Extract each line containing the string "your".

Items from a data source
--- --- ---
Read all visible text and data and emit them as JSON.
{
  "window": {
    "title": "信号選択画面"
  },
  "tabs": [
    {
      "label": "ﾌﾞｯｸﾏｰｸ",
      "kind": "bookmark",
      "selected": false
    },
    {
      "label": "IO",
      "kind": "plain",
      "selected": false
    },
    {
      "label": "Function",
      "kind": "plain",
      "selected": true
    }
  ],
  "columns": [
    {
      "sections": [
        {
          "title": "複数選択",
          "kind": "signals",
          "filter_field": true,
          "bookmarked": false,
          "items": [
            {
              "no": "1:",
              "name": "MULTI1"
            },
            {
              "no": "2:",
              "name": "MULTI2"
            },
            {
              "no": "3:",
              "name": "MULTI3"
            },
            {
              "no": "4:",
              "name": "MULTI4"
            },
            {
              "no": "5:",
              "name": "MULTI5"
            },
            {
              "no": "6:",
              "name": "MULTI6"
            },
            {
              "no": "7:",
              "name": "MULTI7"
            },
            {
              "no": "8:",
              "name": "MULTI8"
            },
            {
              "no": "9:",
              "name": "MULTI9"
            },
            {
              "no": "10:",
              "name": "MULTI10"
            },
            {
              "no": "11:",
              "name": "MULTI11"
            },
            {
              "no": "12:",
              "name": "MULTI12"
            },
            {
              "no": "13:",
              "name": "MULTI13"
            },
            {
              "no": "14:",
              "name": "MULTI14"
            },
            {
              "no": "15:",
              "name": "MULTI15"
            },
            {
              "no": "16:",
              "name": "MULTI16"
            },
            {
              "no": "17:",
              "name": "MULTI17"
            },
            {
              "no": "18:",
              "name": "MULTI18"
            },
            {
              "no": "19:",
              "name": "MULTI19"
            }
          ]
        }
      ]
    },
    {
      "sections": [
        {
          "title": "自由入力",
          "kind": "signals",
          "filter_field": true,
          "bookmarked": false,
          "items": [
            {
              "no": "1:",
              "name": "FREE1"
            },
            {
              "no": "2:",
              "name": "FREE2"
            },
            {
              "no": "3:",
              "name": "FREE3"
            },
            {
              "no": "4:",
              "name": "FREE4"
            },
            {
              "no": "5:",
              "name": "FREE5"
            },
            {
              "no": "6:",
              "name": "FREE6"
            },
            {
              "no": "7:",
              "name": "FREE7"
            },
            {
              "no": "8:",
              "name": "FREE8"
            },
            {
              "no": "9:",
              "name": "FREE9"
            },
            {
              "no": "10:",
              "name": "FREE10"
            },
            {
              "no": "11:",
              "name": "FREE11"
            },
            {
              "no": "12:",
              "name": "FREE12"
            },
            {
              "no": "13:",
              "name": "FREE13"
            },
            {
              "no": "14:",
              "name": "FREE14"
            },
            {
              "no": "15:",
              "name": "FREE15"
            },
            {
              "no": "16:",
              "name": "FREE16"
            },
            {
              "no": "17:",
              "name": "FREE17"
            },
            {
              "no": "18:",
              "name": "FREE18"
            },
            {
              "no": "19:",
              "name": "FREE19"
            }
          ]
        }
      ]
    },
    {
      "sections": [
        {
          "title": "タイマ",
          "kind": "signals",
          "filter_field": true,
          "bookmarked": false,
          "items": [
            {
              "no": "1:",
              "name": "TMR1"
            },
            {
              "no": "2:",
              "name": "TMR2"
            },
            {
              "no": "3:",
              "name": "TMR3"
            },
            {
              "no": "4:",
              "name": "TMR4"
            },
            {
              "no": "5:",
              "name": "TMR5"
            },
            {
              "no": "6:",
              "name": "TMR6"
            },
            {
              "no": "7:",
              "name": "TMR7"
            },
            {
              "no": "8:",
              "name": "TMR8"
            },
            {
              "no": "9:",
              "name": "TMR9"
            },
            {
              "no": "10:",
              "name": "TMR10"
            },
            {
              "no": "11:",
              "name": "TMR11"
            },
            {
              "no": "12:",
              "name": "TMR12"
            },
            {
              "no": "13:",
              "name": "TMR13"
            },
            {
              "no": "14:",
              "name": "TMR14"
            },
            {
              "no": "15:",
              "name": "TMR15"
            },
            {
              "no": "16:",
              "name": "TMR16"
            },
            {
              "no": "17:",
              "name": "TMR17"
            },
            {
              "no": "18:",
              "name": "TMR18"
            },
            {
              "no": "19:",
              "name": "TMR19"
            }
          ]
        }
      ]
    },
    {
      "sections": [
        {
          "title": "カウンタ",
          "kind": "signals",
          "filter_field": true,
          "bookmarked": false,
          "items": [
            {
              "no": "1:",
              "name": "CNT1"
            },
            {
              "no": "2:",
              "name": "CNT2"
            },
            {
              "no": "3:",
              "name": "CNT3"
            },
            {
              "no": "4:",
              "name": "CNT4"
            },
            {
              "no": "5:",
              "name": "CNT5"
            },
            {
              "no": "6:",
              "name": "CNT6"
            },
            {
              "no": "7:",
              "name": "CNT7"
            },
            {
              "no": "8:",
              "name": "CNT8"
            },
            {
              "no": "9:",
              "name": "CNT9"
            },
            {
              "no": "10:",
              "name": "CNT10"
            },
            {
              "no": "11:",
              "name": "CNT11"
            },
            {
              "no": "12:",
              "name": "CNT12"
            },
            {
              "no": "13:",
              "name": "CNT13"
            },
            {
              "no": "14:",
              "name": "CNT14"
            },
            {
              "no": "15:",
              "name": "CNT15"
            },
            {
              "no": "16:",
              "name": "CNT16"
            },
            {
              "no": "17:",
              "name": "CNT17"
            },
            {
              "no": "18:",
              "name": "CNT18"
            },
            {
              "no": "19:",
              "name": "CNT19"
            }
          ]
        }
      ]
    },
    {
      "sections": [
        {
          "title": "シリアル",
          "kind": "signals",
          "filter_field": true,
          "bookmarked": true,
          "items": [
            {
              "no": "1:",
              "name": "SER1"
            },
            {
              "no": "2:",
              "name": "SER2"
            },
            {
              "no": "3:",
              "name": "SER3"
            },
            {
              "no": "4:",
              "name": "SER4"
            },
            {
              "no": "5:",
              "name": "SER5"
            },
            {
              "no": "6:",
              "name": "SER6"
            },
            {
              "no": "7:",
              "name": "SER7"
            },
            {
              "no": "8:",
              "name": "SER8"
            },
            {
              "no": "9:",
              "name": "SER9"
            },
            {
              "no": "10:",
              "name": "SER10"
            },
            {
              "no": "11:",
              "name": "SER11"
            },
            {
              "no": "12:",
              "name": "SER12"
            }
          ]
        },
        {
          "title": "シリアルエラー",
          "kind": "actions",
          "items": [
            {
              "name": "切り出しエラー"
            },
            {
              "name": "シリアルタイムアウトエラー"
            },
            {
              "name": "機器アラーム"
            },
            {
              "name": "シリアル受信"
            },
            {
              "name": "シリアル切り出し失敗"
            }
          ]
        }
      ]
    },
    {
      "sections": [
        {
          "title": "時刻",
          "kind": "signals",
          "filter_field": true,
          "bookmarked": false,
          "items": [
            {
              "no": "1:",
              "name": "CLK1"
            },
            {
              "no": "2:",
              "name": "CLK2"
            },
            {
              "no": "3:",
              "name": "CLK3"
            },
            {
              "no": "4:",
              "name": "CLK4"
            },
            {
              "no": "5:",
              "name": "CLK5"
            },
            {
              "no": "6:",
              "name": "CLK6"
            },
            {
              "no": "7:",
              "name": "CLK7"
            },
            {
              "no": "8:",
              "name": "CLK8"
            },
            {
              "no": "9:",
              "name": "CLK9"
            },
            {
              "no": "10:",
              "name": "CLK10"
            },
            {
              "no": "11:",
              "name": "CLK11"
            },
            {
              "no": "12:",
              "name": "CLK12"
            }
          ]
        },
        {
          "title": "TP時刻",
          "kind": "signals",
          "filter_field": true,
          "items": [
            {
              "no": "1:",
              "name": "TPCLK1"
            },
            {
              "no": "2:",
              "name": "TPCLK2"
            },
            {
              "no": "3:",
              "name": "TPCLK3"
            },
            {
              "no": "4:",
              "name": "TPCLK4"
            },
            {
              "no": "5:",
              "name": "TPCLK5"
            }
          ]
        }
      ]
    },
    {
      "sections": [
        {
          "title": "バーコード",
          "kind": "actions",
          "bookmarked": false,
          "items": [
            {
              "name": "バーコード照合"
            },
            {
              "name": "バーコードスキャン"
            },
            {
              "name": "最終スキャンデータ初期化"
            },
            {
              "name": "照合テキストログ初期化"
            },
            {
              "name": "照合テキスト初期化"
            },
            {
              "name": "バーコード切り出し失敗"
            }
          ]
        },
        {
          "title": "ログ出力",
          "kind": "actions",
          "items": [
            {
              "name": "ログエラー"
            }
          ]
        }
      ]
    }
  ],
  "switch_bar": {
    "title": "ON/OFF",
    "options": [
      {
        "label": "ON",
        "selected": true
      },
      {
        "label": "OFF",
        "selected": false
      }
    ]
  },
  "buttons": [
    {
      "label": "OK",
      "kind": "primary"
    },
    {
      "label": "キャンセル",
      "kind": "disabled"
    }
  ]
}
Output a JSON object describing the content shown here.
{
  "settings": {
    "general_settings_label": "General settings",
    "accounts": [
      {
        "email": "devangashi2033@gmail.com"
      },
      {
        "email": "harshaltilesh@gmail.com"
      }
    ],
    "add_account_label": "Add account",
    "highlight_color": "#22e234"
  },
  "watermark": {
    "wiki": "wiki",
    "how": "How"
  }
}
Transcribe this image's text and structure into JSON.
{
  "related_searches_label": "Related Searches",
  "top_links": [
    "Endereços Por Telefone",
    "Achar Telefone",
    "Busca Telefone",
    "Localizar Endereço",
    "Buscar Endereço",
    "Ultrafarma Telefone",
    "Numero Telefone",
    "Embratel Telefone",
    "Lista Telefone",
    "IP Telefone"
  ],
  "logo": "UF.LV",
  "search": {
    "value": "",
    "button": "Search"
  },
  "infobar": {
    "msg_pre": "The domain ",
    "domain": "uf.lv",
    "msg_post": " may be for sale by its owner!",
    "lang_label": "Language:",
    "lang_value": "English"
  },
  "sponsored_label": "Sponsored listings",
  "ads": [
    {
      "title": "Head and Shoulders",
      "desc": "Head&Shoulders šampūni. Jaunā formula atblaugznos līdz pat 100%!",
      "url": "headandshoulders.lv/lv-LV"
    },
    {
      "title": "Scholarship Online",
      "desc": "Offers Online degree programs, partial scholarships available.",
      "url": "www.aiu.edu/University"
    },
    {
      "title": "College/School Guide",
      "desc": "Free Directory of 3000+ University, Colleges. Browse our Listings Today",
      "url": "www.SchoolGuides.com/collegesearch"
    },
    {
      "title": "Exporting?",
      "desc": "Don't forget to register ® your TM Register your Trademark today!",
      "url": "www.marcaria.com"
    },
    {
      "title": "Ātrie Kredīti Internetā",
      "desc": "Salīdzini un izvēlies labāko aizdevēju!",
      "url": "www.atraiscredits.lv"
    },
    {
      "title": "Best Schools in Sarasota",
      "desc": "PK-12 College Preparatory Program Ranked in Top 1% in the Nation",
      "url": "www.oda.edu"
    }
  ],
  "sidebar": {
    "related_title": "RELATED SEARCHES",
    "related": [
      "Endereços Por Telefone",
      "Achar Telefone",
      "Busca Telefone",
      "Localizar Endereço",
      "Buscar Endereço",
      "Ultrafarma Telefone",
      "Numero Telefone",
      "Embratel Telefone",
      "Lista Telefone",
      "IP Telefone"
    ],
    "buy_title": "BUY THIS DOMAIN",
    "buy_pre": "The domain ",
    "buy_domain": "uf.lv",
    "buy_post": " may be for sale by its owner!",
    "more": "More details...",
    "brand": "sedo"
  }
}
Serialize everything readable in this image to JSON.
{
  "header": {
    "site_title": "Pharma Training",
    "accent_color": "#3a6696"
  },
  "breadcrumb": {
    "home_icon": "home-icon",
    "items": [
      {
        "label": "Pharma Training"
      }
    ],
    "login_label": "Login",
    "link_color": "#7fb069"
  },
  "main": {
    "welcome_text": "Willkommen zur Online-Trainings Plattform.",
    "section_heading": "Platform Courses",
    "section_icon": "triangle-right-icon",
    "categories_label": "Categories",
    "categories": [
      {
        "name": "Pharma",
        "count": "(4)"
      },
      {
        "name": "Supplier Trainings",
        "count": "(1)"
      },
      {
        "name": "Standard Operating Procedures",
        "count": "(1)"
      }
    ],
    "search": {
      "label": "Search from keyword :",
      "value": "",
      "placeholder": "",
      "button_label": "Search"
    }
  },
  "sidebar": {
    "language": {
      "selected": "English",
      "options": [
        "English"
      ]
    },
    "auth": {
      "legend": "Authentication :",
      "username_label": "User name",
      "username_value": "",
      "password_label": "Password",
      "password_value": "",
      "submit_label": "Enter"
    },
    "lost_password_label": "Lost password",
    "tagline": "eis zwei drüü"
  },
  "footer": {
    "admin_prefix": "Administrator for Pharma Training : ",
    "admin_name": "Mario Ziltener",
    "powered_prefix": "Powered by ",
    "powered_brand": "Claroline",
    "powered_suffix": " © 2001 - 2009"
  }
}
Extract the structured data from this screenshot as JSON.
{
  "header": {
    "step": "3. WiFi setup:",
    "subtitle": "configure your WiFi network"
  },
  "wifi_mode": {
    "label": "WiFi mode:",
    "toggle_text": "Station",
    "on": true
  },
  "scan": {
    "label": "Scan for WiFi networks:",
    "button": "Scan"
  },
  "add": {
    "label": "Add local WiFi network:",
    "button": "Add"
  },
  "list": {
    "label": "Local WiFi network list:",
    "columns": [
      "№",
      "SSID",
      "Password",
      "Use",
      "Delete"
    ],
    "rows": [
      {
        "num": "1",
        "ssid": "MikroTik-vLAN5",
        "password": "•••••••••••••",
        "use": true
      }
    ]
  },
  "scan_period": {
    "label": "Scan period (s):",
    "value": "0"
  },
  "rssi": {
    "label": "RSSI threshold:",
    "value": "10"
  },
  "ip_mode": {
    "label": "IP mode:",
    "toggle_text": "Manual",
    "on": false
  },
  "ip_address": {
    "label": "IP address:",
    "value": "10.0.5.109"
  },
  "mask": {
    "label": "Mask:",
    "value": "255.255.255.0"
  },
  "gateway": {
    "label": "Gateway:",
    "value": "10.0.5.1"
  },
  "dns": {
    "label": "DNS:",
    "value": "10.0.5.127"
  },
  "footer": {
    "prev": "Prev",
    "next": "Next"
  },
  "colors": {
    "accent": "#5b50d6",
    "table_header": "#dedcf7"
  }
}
--- --- ---
[Result of the exercise]:
      "desc": "Don't forget to register ® your TM Register your Trademark today!",
    "subtitle": "configure your WiFi network"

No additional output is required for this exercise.